*Data shown*

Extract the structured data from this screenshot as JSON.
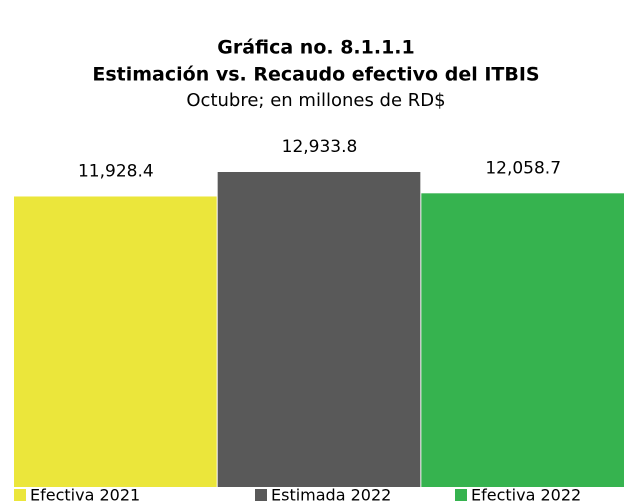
{
  "chart_data": {
    "type": "bar",
    "title": "Gráfica no. 8.1.1.1",
    "subtitle": "Estimación vs. Recaudo efectivo del ITBIS",
    "subtitle2": "Octubre; en millones de RD$",
    "series": [
      {
        "name": "Efectiva 2021",
        "color": "#ebe63b",
        "values": [
          11928.4
        ],
        "value_labels": [
          "11,928.4"
        ]
      },
      {
        "name": "Estimada 2022",
        "color": "#595959",
        "values": [
          12933.8
        ],
        "value_labels": [
          "12,933.8"
        ]
      },
      {
        "name": "Efectiva 2022",
        "color": "#36b34f",
        "values": [
          12058.7
        ],
        "value_labels": [
          "12,058.7"
        ]
      }
    ]
  }
}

*Task prompt*
Images should not appear in the copy; retype the listing above exactly.

*Expected answer*
Extract the structured data from this screenshot as JSON.
{
  "chart_data": {
    "type": "bar",
    "title": "Gráfica no. 8.1.1.1",
    "subtitle": "Estimación vs. Recaudo efectivo del ITBIS",
    "subtitle2": "Octubre; en millones de RD$",
    "series": [
      {
        "name": "Efectiva 2021",
        "color": "#ebe63b",
        "values": [
          11928.4
        ],
        "value_labels": [
          "11,928.4"
        ]
      },
      {
        "name": "Estimada 2022",
        "color": "#595959",
        "values": [
          12933.8
        ],
        "value_labels": [
          "12,933.8"
        ]
      },
      {
        "name": "Efectiva 2022",
        "color": "#36b34f",
        "values": [
          12058.7
        ],
        "value_labels": [
          "12,058.7"
        ]
      }
    ]
  }
}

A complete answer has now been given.